→ **Aim of the exercise**
Restate the material word for word and leave out anything that is a picture.

::::::::

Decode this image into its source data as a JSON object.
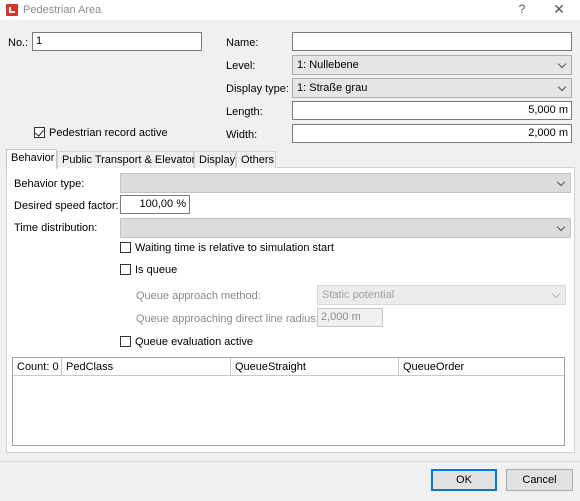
{
  "window": {
    "title": "Pedestrian Area",
    "help": "?",
    "close": "✕"
  },
  "header": {
    "no_label": "No.:",
    "no_value": "1",
    "name_label": "Name:",
    "name_value": "",
    "level_label": "Level:",
    "level_value": "1: Nullebene",
    "display_type_label": "Display type:",
    "display_type_value": "1: Straße grau",
    "length_label": "Length:",
    "length_value": "5,000 m",
    "width_label": "Width:",
    "width_value": "2,000 m",
    "ped_record_label": "Pedestrian record active",
    "ped_record_checked": true
  },
  "tabs": [
    {
      "label": "Behavior",
      "active": true
    },
    {
      "label": "Public Transport & Elevators",
      "active": false
    },
    {
      "label": "Display",
      "active": false
    },
    {
      "label": "Others",
      "active": false
    }
  ],
  "behavior": {
    "behavior_type_label": "Behavior type:",
    "behavior_type_value": "",
    "desired_speed_label": "Desired speed factor:",
    "desired_speed_value": "100,00 %",
    "time_distribution_label": "Time distribution:",
    "time_distribution_value": "",
    "waiting_time_label": "Waiting time is relative to simulation start",
    "is_queue_label": "Is queue",
    "queue_method_label": "Queue approach method:",
    "queue_method_value": "Static potential",
    "queue_radius_label": "Queue approaching direct line radius:",
    "queue_radius_value": "2,000 m",
    "queue_eval_label": "Queue evaluation active"
  },
  "queue_table": {
    "columns": [
      "Count: 0",
      "PedClass",
      "QueueStraight",
      "QueueOrder"
    ]
  },
  "footer": {
    "ok_label": "OK",
    "cancel_label": "Cancel"
  },
  "colors": {
    "accent": "#0078d7",
    "app_icon": "#d9352a"
  }
}
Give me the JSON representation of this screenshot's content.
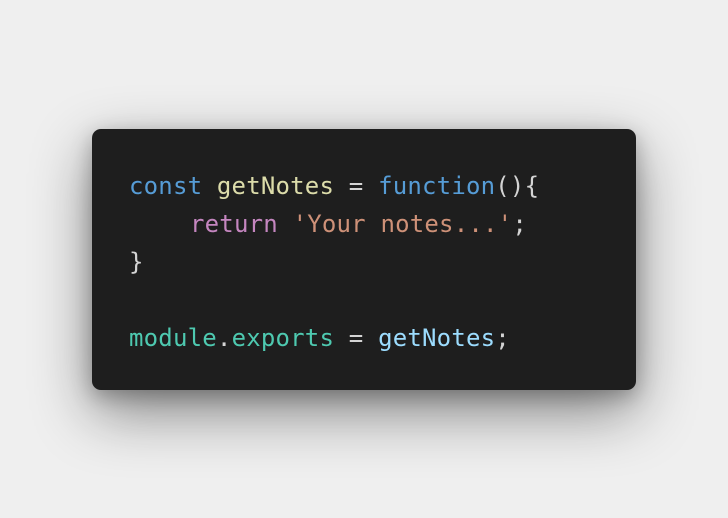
{
  "colors": {
    "background": "#efefef",
    "editor_background": "#1e1e1e",
    "keyword": "#569cd6",
    "function_name": "#dcdcaa",
    "control_keyword": "#c586c0",
    "string": "#ce9178",
    "module": "#4ec9b0",
    "variable": "#9cdcfe",
    "default_text": "#d4d4d4"
  },
  "code": {
    "line1": {
      "keyword": "const",
      "name": "getNotes",
      "equals": "=",
      "function_keyword": "function",
      "open": "(){"
    },
    "line2": {
      "keyword": "return",
      "string": "'Your notes...'",
      "semicolon": ";"
    },
    "line3": {
      "close": "}"
    },
    "line5": {
      "module": "module",
      "dot": ".",
      "exports": "exports",
      "equals": "=",
      "name": "getNotes",
      "semicolon": ";"
    }
  }
}
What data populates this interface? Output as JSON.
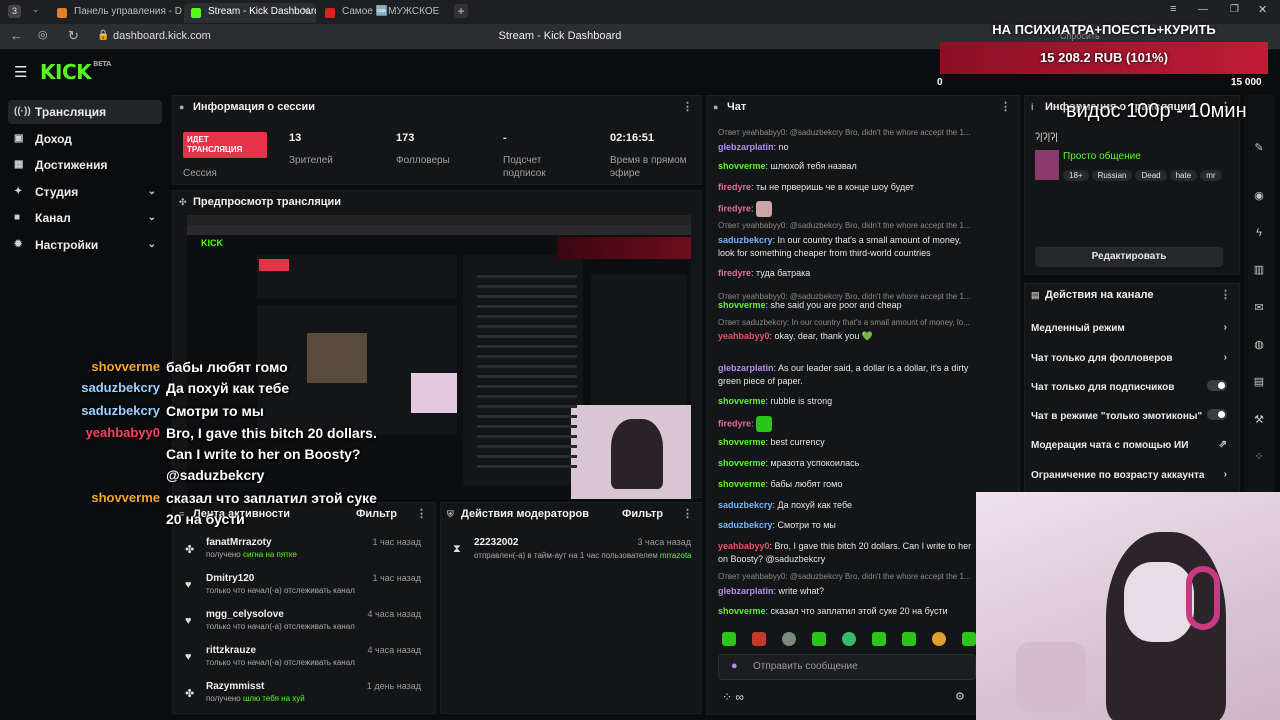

::::::::

→ **Correct response**
Decode this image into its source data as a JSON object.
{
  "window": {
    "title": "Pedestrian Area",
    "help": "?",
    "close": "✕"
  },
  "header": {
    "no_label": "No.:",
    "no_value": "1",
    "name_label": "Name:",
    "name_value": "",
    "level_label": "Level:",
    "level_value": "1: Nullebene",
    "display_type_label": "Display type:",
    "display_type_value": "1: Straße grau",
    "length_label": "Length:",
    "length_value": "5,000 m",
    "width_label": "Width:",
    "width_value": "2,000 m",
    "ped_record_label": "Pedestrian record active",
    "ped_record_checked": true
  },
  "tabs": [
    {
      "label": "Behavior",
      "active": true
    },
    {
      "label": "Public Transport & Elevators",
      "active": false
    },
    {
      "label": "Display",
      "active": false
    },
    {
      "label": "Others",
      "active": false
    }
  ],
  "behavior": {
    "behavior_type_label": "Behavior type:",
    "behavior_type_value": "",
    "desired_speed_label": "Desired speed factor:",
    "desired_speed_value": "100,00 %",
    "time_distribution_label": "Time distribution:",
    "time_distribution_value": "",
    "waiting_time_label": "Waiting time is relative to simulation start",
    "is_queue_label": "Is queue",
    "queue_method_label": "Queue approach method:",
    "queue_method_value": "Static potential",
    "queue_radius_label": "Queue approaching direct line radius:",
    "queue_radius_value": "2,000 m",
    "queue_eval_label": "Queue evaluation active"
  },
  "queue_table": {
    "columns": [
      "Count: 0",
      "PedClass",
      "QueueStraight",
      "QueueOrder"
    ]
  },
  "footer": {
    "ok_label": "OK",
    "cancel_label": "Cancel"
  },
  "colors": {
    "accent": "#0078d7",
    "app_icon": "#d9352a"
  }
}
Give me the JSON representation of this screenshot's content.
{
  "colors": {
    "background": "#efefef",
    "editor_background": "#1e1e1e",
    "keyword": "#569cd6",
    "function_name": "#dcdcaa",
    "control_keyword": "#c586c0",
    "string": "#ce9178",
    "module": "#4ec9b0",
    "variable": "#9cdcfe",
    "default_text": "#d4d4d4"
  },
  "code": {
    "line1": {
      "keyword": "const",
      "name": "getNotes",
      "equals": "=",
      "function_keyword": "function",
      "open": "(){"
    },
    "line2": {
      "keyword": "return",
      "string": "'Your notes...'",
      "semicolon": ";"
    },
    "line3": {
      "close": "}"
    },
    "line5": {
      "module": "module",
      "dot": ".",
      "exports": "exports",
      "equals": "=",
      "name": "getNotes",
      "semicolon": ";"
    }
  }
}
What data populates this interface? Output as JSON.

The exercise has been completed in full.